## EXCERPTED RECORDS
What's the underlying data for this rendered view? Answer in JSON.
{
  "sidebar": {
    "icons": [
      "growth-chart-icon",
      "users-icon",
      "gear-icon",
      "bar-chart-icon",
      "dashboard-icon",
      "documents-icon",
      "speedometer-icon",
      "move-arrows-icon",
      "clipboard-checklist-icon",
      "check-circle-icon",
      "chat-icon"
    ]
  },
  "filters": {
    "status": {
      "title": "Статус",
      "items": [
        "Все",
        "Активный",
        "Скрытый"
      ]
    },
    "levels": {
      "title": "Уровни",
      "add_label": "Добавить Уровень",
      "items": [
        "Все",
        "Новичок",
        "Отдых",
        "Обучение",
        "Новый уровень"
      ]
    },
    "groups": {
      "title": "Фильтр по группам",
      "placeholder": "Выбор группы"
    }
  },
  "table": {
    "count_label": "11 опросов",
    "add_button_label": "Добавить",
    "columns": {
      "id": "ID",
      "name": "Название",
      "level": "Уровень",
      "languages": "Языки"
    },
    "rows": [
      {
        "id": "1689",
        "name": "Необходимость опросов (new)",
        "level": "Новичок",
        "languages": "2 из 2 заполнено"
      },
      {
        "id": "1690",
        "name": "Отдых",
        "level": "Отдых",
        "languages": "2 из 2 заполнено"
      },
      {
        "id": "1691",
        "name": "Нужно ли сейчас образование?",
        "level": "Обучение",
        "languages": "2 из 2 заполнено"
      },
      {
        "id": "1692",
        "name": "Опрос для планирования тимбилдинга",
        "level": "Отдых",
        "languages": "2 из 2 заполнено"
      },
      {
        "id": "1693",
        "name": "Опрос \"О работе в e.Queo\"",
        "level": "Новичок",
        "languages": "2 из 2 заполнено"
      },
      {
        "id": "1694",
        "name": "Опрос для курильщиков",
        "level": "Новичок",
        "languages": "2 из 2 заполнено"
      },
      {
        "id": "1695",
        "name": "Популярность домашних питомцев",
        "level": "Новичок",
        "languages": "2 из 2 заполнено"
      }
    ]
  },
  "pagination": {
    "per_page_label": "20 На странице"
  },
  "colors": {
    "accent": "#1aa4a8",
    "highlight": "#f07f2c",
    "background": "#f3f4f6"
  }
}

## TASK
Reproduce the full listing above, character for character.

## RESPONSE TO THE EXERCISE
What's the underlying data for this rendered view? Answer in JSON.
{
  "sidebar": {
    "icons": [
      "growth-chart-icon",
      "users-icon",
      "gear-icon",
      "bar-chart-icon",
      "dashboard-icon",
      "documents-icon",
      "speedometer-icon",
      "move-arrows-icon",
      "clipboard-checklist-icon",
      "check-circle-icon",
      "chat-icon"
    ]
  },
  "filters": {
    "status": {
      "title": "Статус",
      "items": [
        "Все",
        "Активный",
        "Скрытый"
      ]
    },
    "levels": {
      "title": "Уровни",
      "add_label": "Добавить Уровень",
      "items": [
        "Все",
        "Новичок",
        "Отдых",
        "Обучение",
        "Новый уровень"
      ]
    },
    "groups": {
      "title": "Фильтр по группам",
      "placeholder": "Выбор группы"
    }
  },
  "table": {
    "count_label": "11 опросов",
    "add_button_label": "Добавить",
    "columns": {
      "id": "ID",
      "name": "Название",
      "level": "Уровень",
      "languages": "Языки"
    },
    "rows": [
      {
        "id": "1689",
        "name": "Необходимость опросов (new)",
        "level": "Новичок",
        "languages": "2 из 2 заполнено"
      },
      {
        "id": "1690",
        "name": "Отдых",
        "level": "Отдых",
        "languages": "2 из 2 заполнено"
      },
      {
        "id": "1691",
        "name": "Нужно ли сейчас образование?",
        "level": "Обучение",
        "languages": "2 из 2 заполнено"
      },
      {
        "id": "1692",
        "name": "Опрос для планирования тимбилдинга",
        "level": "Отдых",
        "languages": "2 из 2 заполнено"
      },
      {
        "id": "1693",
        "name": "Опрос \"О работе в e.Queo\"",
        "level": "Новичок",
        "languages": "2 из 2 заполнено"
      },
      {
        "id": "1694",
        "name": "Опрос для курильщиков",
        "level": "Новичок",
        "languages": "2 из 2 заполнено"
      },
      {
        "id": "1695",
        "name": "Популярность домашних питомцев",
        "level": "Новичок",
        "languages": "2 из 2 заполнено"
      }
    ]
  },
  "pagination": {
    "per_page_label": "20 На странице"
  },
  "colors": {
    "accent": "#1aa4a8",
    "highlight": "#f07f2c",
    "background": "#f3f4f6"
  }
}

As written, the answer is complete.